Extract each line from the entries below that has the string "samochodu" in it.

* BEGIN Data to process *

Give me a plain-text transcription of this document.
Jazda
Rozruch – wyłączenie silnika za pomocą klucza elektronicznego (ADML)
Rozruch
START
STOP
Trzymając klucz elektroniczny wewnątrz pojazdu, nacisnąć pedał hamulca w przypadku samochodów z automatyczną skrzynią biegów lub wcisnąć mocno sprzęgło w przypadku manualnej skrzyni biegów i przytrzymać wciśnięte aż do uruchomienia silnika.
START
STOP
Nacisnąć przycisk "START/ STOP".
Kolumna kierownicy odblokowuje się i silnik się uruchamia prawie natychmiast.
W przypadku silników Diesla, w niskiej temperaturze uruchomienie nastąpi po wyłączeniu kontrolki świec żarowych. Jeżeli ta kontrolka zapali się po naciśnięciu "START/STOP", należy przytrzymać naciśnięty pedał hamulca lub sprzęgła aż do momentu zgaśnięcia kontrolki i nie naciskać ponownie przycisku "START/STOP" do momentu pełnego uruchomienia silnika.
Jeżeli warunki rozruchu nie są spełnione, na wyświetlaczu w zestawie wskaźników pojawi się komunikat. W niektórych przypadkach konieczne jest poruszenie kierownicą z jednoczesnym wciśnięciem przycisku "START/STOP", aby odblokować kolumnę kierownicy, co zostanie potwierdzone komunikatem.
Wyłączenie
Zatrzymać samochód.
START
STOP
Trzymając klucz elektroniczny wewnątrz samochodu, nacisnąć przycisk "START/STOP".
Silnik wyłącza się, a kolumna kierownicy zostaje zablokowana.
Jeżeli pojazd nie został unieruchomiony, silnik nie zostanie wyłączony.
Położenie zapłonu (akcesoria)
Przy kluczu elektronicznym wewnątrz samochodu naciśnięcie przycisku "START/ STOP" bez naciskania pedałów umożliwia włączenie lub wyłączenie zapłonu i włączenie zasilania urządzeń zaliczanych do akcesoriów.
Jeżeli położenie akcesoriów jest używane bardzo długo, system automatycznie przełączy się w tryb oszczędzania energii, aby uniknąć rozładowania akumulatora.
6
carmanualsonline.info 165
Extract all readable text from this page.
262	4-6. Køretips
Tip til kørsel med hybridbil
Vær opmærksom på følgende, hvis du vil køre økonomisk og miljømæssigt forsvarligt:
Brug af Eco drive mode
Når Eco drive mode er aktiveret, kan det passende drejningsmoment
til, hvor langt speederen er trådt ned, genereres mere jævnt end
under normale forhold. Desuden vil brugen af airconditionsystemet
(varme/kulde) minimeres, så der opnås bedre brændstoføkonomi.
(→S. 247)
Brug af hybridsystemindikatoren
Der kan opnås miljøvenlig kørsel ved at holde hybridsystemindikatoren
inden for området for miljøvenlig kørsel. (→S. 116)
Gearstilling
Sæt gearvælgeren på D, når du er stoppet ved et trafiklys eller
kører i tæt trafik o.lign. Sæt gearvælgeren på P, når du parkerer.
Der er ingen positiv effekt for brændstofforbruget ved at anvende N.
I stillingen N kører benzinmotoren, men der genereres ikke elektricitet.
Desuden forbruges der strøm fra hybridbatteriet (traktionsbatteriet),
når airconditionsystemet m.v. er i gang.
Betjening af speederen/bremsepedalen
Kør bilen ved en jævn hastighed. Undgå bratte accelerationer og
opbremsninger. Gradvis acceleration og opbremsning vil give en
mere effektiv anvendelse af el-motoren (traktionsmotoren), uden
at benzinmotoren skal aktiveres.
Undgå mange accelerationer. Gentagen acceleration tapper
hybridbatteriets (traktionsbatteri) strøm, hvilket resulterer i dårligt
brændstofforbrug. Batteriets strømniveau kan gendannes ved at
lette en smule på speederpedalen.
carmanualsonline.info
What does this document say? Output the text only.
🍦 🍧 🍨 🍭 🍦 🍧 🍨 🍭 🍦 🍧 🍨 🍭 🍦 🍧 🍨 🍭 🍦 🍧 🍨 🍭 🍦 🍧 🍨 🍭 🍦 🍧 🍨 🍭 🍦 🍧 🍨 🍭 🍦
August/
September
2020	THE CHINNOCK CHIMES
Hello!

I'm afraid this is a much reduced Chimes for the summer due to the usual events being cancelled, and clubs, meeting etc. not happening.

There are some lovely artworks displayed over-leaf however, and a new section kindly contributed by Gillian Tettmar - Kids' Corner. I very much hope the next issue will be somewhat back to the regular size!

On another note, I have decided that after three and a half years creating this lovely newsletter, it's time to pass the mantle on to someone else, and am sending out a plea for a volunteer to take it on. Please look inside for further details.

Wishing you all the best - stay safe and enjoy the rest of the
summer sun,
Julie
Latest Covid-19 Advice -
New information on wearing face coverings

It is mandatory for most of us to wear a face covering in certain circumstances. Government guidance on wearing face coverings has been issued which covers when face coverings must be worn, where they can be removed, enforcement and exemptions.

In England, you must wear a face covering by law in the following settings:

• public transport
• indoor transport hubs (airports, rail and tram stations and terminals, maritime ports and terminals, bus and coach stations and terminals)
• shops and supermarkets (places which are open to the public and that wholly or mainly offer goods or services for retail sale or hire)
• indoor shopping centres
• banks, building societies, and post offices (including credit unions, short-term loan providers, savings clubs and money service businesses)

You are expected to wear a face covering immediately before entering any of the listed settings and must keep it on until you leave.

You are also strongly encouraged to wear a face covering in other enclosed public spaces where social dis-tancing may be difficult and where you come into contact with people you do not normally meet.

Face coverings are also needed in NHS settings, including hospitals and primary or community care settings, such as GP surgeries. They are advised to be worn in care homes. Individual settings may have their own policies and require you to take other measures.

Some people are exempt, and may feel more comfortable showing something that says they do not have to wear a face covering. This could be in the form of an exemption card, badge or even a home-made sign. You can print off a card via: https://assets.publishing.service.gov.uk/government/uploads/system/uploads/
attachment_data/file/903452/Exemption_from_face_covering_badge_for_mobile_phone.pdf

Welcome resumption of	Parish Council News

* END Data to process *

- _Correct output_:
Trzymając klucz elektroniczny wewnątrz samochodu, nacisnąć przycisk "START/STOP".
Przy kluczu elektronicznym wewnątrz samochodu naciśnięcie przycisku "START/ STOP" bez naciskania pedałów umożliwia włączenie lub wyłączenie zapłonu i włączenie zasilania urządzeń zaliczanych do akcesoriów.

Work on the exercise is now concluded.